• Task prompt: Find each line with the string "name" and copy it.

• Records to process:
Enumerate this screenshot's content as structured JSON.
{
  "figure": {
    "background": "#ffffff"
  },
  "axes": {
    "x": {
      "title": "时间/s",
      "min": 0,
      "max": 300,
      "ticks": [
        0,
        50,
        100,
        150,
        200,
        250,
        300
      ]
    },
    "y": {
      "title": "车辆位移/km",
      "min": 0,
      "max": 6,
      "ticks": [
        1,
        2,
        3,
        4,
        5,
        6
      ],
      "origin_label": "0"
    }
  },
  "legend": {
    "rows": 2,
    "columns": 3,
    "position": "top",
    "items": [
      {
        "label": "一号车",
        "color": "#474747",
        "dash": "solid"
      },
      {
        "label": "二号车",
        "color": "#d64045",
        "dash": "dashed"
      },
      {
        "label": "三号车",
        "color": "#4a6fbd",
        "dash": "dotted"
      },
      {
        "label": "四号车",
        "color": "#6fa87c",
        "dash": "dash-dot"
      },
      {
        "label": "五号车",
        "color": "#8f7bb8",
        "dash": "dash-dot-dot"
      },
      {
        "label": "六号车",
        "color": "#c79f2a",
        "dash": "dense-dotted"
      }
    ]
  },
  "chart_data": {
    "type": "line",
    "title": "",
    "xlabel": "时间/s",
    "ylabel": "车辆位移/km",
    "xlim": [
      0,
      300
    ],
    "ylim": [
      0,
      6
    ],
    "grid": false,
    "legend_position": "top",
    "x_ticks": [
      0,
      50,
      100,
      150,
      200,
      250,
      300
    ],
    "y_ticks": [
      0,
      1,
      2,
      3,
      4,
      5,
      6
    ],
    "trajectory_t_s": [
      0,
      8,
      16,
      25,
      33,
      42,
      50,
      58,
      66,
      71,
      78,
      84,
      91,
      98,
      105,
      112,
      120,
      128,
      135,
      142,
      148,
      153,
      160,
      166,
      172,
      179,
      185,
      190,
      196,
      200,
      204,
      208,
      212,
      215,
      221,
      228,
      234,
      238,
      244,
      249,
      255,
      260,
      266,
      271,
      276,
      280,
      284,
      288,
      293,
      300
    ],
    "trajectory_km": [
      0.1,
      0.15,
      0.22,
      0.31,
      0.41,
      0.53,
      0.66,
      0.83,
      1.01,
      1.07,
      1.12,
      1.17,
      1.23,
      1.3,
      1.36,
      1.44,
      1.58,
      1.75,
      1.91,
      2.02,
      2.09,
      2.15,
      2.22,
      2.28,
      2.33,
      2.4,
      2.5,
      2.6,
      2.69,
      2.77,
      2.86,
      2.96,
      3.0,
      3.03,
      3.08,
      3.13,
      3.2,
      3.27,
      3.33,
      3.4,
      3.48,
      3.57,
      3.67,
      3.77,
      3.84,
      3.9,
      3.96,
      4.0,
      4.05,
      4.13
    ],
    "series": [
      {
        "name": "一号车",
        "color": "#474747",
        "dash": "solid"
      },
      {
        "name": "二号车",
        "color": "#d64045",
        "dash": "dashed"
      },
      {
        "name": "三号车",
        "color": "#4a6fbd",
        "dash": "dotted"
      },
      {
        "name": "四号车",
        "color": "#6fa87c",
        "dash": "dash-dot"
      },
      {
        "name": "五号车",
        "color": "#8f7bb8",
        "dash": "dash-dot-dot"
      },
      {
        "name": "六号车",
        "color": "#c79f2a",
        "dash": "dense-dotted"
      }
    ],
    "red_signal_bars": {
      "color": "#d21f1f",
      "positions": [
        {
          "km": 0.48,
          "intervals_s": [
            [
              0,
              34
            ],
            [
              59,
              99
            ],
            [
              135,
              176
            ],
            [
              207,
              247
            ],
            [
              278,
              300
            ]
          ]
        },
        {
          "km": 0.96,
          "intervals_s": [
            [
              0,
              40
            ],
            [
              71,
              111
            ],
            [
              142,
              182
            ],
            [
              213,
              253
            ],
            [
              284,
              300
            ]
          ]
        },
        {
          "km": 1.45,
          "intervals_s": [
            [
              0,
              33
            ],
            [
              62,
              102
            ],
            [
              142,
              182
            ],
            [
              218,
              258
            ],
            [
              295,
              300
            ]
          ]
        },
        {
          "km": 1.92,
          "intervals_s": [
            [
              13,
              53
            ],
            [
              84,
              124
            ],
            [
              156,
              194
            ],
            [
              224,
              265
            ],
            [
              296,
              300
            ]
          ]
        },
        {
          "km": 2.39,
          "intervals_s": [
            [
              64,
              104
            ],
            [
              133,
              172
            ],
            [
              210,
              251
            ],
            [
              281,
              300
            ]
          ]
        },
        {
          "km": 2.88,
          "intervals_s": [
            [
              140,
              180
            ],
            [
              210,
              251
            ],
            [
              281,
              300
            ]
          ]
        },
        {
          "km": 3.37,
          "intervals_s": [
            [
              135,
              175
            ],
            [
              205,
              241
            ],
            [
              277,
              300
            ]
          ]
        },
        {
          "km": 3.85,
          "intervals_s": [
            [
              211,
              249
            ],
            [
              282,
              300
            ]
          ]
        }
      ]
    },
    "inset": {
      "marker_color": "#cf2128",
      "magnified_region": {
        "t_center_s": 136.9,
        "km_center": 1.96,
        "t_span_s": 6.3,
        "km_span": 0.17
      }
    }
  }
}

• Result:
        "name": "一号车",
        "name": "二号车",
        "name": "三号车",
        "name": "四号车",
        "name": "五号车",
        "name": "六号车",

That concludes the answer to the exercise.